Stated goal ->
Continue the passage about the dinner conversation over the poetry book God Bless, starting right after its final sentence.

Extracted text ->
= = = = =

Besides the martinis, tonight’s menu features a special: A ‘poetic/political dialogue’ moderated by National Book Award Finalist H.L. Hix. Titled God Bless, it’s a book of poems composed entirely of clips from the speeches of that great American poet, George W. Bush, pitted against ‘interleaves’ from the Islamic laureate, Osama bin Laden. Hix contends that since the principles won’t poke their psyches out of Oval Office and Afghani cave to face off, they’ll have to duke it out here. I sent Joe God Bless because he loves this stuff: while his days were spent pinning flags on maps, in the evenings he’d grab a beer and riffle through the last three decades of American poetry. But this book’s different from the tomes on Joe’s bookshelves, and different too from Hix’s other works—an eclectic range of poetry, criticism and philosophy. It’s shaken me up, and as for Joe, well, he’s no neo-com, but he takes verse the way I take martinis.

Looking up from the wine list, Joe shrugs, “No maison de la ferme de boone?”

“Yeah, some joint,” I roll my eyes.

Before we get to the main event, the proprieties must be observed. There’s the NBA playoffs, Joe’s son’s soccer tourney, gossip from old pals, our latest injury reports, a few jokes.

Cradling a bottle labeled with a griffon rampant on a grape-cluster, the waiter reappears, bends an inch, and uncorks. Joe winks at me, gives the Pharaoh’s nod; two ruby goblets are poured.

= = = = =

(Stored entries)
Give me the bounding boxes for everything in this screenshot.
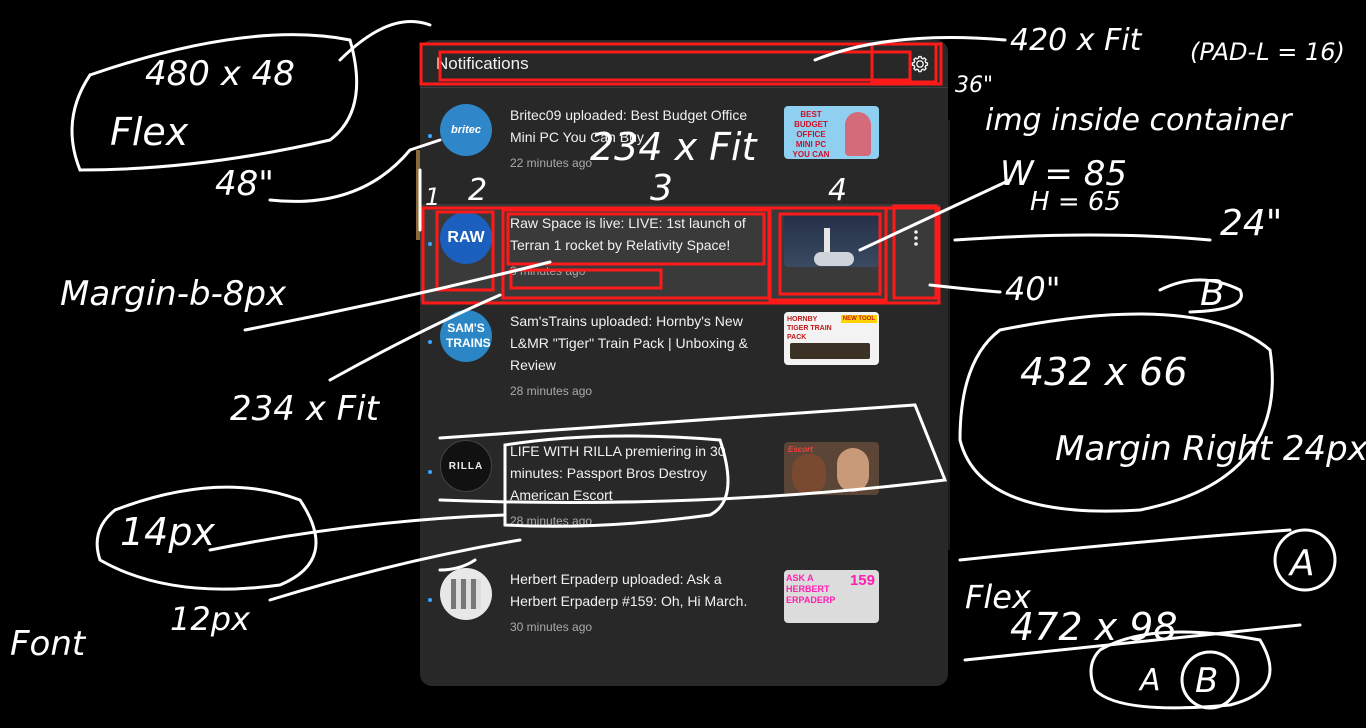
video-thumbnail[interactable]: ASK A HERBERT ERPADERP 159: [784, 570, 879, 623]
notification-list: britec Britec09 uploaded: Best Budget Of…: [420, 88, 948, 660]
notifications-title: Notifications: [436, 53, 529, 73]
arrow-48: [268, 138, 442, 203]
settings-button[interactable]: [902, 46, 938, 82]
channel-avatar[interactable]: RILLA: [440, 440, 492, 492]
thumbnail-face-left: [792, 454, 826, 494]
loop-ab: [1089, 630, 1272, 710]
circle-a: [1273, 528, 1337, 592]
notification-item[interactable]: Herbert Erpaderp uploaded: Ask a Herbert…: [420, 560, 940, 660]
video-thumbnail[interactable]: [784, 214, 879, 267]
thumbnail-text: BEST BUDGET OFFICE MINI PC YOU CAN BUY: [792, 110, 830, 159]
thumbnail-face-right: [837, 448, 869, 492]
notification-text: Raw Space is live: LIVE: 1st launch of T…: [510, 212, 768, 278]
notification-text: LIFE WITH RILLA premiering in 30 minutes…: [510, 440, 768, 528]
ann-420-fit: 420 x Fit: [1010, 23, 1143, 58]
ann-w85: W = 85: [1000, 154, 1127, 194]
ann-14px: 14px: [120, 510, 215, 554]
avatar-text: britec: [451, 124, 481, 136]
channel-avatar[interactable]: SAM'S TRAINS: [440, 310, 492, 362]
notification-title: Raw Space is live: LIVE: 1st launch of T…: [510, 215, 746, 253]
thumbnail-badge: NEW TOOL: [840, 315, 877, 323]
thumbnail-text: Escort: [788, 445, 813, 454]
ann-flex: Flex: [110, 110, 189, 154]
notification-time: 30 minutes ago: [510, 620, 593, 634]
notification-item[interactable]: SAM'S TRAINS Sam'sTrains uploaded: Hornb…: [420, 302, 940, 432]
loop-14px: [95, 485, 318, 591]
gear-icon: [911, 55, 929, 72]
notification-title: Britec09 uploaded: Best Budget Office Mi…: [510, 107, 748, 145]
unread-dot: [428, 340, 432, 344]
avatar-text: SAM'S TRAINS: [446, 321, 491, 350]
notification-time: 28 minutes ago: [510, 384, 593, 398]
line-flex: [958, 528, 1292, 562]
video-thumbnail[interactable]: Escort: [784, 442, 879, 495]
notification-time: 22 minutes ago: [510, 156, 593, 170]
ann-12px: 12px: [170, 600, 251, 638]
ann-h65: H = 65: [1030, 187, 1121, 217]
video-thumbnail[interactable]: BEST BUDGET OFFICE MINI PC YOU CAN BUY: [784, 106, 879, 159]
notification-item[interactable]: RILLA LIFE WITH RILLA premiering in 30 m…: [420, 432, 940, 560]
ann-36: 36": [955, 73, 993, 98]
notification-time: 28 minutes ago: [510, 514, 593, 528]
notification-title: Sam'sTrains uploaded: Hornby's New L&MR …: [510, 313, 748, 373]
ann-480x48: 480 x 48: [145, 54, 295, 94]
line-472: [963, 623, 1302, 662]
thumbnail-text: HORNBY TIGER TRAIN PACK: [787, 316, 832, 341]
more-vert-icon: [914, 230, 918, 246]
channel-avatar[interactable]: britec: [440, 104, 492, 156]
loop-480x48: [70, 33, 359, 172]
channel-avatar[interactable]: RAW: [440, 212, 492, 264]
circle-b-bottom: [1180, 650, 1240, 710]
ann-a-circle: A: [1288, 543, 1315, 584]
ann-margin-right: Margin Right 24px: [1055, 429, 1366, 469]
ann-flex-bottom: Flex: [965, 578, 1032, 616]
ann-pad: (PAD-L = 16): [1190, 38, 1345, 66]
ann-font: Font: [10, 624, 87, 664]
notification-text: Sam'sTrains uploaded: Hornby's New L&MR …: [510, 310, 768, 398]
ann-40: 40": [1005, 270, 1060, 308]
notification-title: LIFE WITH RILLA premiering in 30 minutes…: [510, 443, 726, 503]
thumbnail-text: ASK A HERBERT ERPADERP: [786, 573, 836, 605]
avatar-text: RAW: [447, 229, 485, 246]
unread-dot: [428, 134, 432, 138]
notification-item[interactable]: RAW Raw Space is live: LIVE: 1st launch …: [420, 204, 940, 302]
notifications-panel: Notifications britec Britec09 uploaded: …: [420, 40, 948, 686]
ann-234-fit-bottom: 234 x Fit: [230, 389, 381, 429]
notifications-header: Notifications: [420, 40, 948, 88]
ann-24: 24": [1220, 203, 1282, 244]
notification-time: 3 minutes ago: [510, 264, 586, 278]
ann-margin-b: Margin-b-8px: [60, 274, 287, 314]
more-options-button[interactable]: [898, 218, 934, 258]
circle-b-top: [1158, 278, 1243, 314]
video-thumbnail[interactable]: HORNBY TIGER TRAIN PACK NEW TOOL: [784, 312, 879, 365]
rocket-smoke: [814, 252, 854, 266]
ann-432x66: 432 x 66: [1020, 350, 1188, 394]
ann-b-bottom: B: [1195, 661, 1218, 701]
unread-dot: [428, 470, 432, 474]
thumbnail-train: [790, 343, 870, 359]
ann-a-bottom: A: [1138, 663, 1161, 698]
arrow-480: [338, 20, 432, 62]
line-24: [953, 233, 1212, 242]
avatar-pixel-art: [451, 579, 481, 609]
loop-432x66: [958, 312, 1274, 513]
unread-dot: [428, 598, 432, 602]
unread-dot: [428, 242, 432, 246]
notification-text: Herbert Erpaderp uploaded: Ask a Herbert…: [510, 568, 768, 634]
ann-img-container: img inside container: [985, 103, 1293, 138]
thumbnail-number: 159: [849, 572, 875, 589]
avatar-text: RILLA: [448, 460, 484, 472]
notification-title: Herbert Erpaderp uploaded: Ask a Herbert…: [510, 571, 748, 609]
ann-48: 48": [215, 164, 274, 204]
ann-472x98: 472 x 98: [1010, 605, 1178, 649]
notification-text: Britec09 uploaded: Best Budget Office Mi…: [510, 104, 768, 170]
notification-item[interactable]: britec Britec09 uploaded: Best Budget Of…: [420, 96, 940, 204]
ann-b-top: B: [1200, 273, 1225, 314]
thumbnail-person: [845, 112, 871, 156]
channel-avatar[interactable]: [440, 568, 492, 620]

= = = = =

Written response ->
With the second glass of nostalgia, we get down to it.

“So, what do you think of Hix’s latest?”

Joe steeples his fingers; his tanned brow furrows.

“You know I love his books,” he begins. “Chromatic is jazzed—the poems really move, but they feel grounded too: there’s a story just underneath the surface, even if I don’t always get the thread. How about ‘Eighteen Maniacs’? All those funky handles: Dizzy, Cheraw, Shaw nuff, Coloratura. I’m not sure who’s who—it feels like walking a city street, getting an intense hit off each passing face.” Joe’s arm stiffens, leading a fast break. “Like the man says, ‘Watch expectantly to see precisely what is here./ Listen expectantly to hear precisely what is not.’ He leans forward, planting his elbows. “Remember his reading in that basement dive in the Village?

“Cornelia Street Cafe.”

“The poem about the dying woman whose husband is hearing voices?”

“Prelude and Fugue.”

“No way you’d know that from the text—but it’s there all the same, underneath. I sense it, anyway. And villanelles embedded in the paragraphs? Make it new, baby.”

I conjure a strange image: Dick Vitale meets Ezra Pound.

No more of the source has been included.